+++ Record extracts
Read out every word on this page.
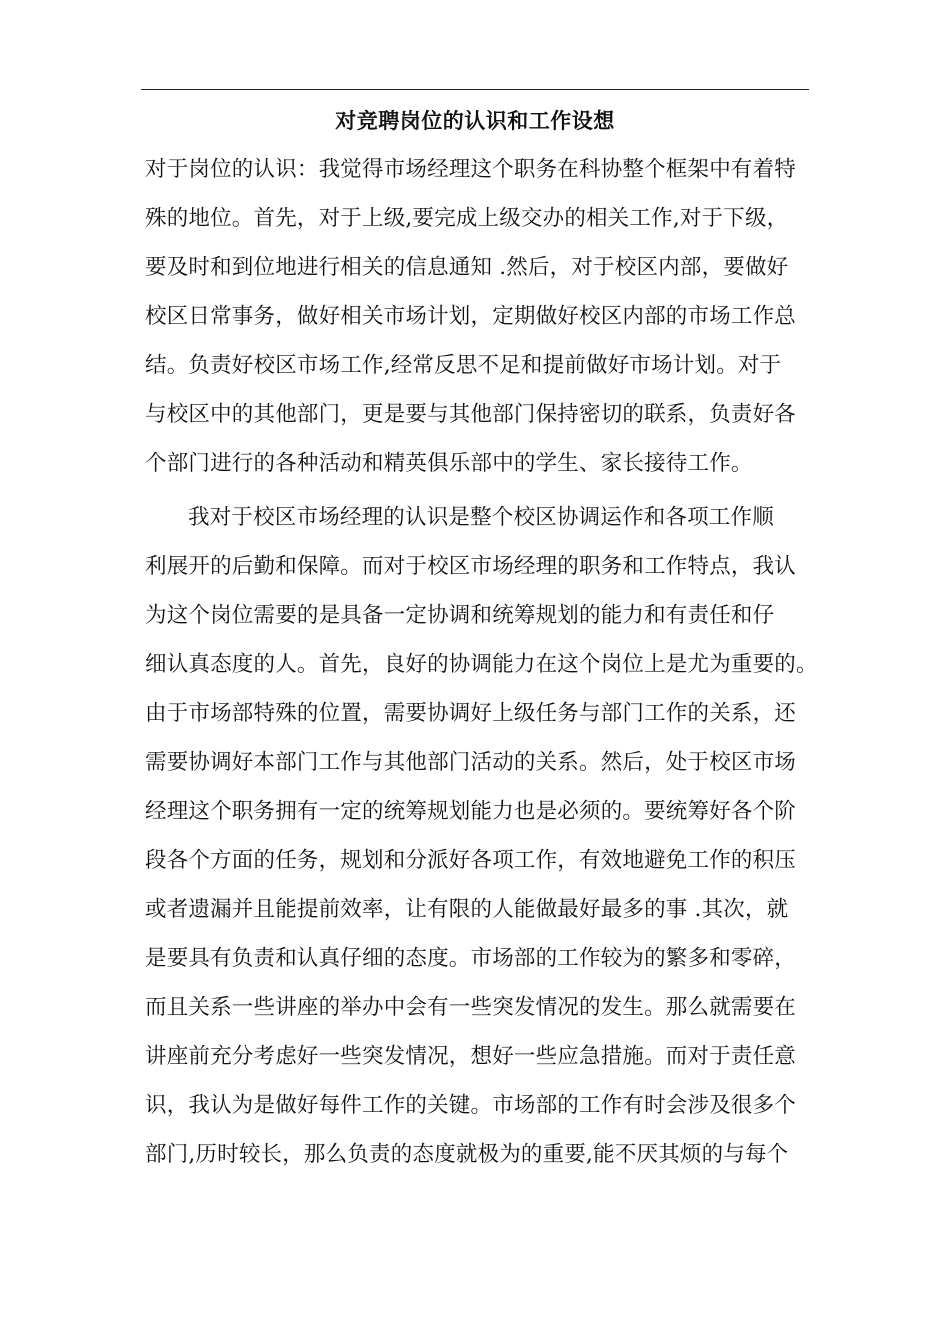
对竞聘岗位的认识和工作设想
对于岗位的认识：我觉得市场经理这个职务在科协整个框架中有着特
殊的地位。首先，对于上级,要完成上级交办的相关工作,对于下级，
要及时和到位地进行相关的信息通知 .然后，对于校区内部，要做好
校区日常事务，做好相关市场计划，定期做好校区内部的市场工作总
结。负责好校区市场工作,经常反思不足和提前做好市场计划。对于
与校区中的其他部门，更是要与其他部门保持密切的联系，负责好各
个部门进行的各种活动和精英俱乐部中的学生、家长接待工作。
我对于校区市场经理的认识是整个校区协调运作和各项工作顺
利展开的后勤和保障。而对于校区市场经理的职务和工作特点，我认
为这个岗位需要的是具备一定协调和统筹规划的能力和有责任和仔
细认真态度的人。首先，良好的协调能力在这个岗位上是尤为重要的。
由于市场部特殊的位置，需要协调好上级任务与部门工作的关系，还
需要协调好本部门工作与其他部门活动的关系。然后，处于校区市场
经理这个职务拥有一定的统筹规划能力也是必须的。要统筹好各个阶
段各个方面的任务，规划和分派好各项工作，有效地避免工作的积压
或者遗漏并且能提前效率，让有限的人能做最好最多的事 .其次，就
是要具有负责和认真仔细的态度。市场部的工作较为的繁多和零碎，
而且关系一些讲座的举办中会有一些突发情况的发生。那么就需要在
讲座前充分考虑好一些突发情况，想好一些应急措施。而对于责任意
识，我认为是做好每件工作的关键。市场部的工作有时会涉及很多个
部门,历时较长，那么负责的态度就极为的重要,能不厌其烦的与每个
++++++
* _Task instructions_
All the records need to be repeated exactly, with the images dropped.

* _Expected output_
Read out every word on this page.
对竞聘岗位的认识和工作设想
对于岗位的认识：我觉得市场经理这个职务在科协整个框架中有着特
殊的地位。首先，对于上级,要完成上级交办的相关工作,对于下级，
要及时和到位地进行相关的信息通知 .然后，对于校区内部，要做好
校区日常事务，做好相关市场计划，定期做好校区内部的市场工作总
结。负责好校区市场工作,经常反思不足和提前做好市场计划。对于
与校区中的其他部门，更是要与其他部门保持密切的联系，负责好各
个部门进行的各种活动和精英俱乐部中的学生、家长接待工作。
我对于校区市场经理的认识是整个校区协调运作和各项工作顺
利展开的后勤和保障。而对于校区市场经理的职务和工作特点，我认
为这个岗位需要的是具备一定协调和统筹规划的能力和有责任和仔
细认真态度的人。首先，良好的协调能力在这个岗位上是尤为重要的。
由于市场部特殊的位置，需要协调好上级任务与部门工作的关系，还
需要协调好本部门工作与其他部门活动的关系。然后，处于校区市场
经理这个职务拥有一定的统筹规划能力也是必须的。要统筹好各个阶
段各个方面的任务，规划和分派好各项工作，有效地避免工作的积压
或者遗漏并且能提前效率，让有限的人能做最好最多的事 .其次，就
是要具有负责和认真仔细的态度。市场部的工作较为的繁多和零碎，
而且关系一些讲座的举办中会有一些突发情况的发生。那么就需要在
讲座前充分考虑好一些突发情况，想好一些应急措施。而对于责任意
识，我认为是做好每件工作的关键。市场部的工作有时会涉及很多个
部门,历时较长，那么负责的态度就极为的重要,能不厌其烦的与每个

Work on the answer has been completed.